Data extracts below:
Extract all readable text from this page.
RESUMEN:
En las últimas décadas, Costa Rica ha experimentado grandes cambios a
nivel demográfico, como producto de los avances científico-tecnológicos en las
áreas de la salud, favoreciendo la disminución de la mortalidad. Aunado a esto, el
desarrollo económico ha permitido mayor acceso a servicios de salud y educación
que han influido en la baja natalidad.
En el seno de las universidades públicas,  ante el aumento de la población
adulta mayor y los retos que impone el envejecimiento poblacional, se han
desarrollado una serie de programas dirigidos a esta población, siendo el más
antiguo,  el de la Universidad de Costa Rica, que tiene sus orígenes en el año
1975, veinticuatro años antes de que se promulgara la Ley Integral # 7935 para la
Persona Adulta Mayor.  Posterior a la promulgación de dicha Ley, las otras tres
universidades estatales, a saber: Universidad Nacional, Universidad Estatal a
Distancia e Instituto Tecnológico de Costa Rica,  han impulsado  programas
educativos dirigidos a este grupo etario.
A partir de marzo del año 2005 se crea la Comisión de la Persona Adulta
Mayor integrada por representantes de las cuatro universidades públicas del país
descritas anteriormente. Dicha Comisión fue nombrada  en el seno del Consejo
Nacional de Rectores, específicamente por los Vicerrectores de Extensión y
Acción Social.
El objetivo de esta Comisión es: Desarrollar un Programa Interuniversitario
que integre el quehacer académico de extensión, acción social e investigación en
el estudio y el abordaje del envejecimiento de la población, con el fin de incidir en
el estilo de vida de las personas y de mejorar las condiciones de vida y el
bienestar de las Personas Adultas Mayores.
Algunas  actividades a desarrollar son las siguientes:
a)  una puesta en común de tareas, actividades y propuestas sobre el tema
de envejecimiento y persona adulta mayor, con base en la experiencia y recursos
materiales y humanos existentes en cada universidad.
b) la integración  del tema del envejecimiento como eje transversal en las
End of Data extracts.
Your answer must be one number: how many lines of the entries hold the string "envejecimiento".

4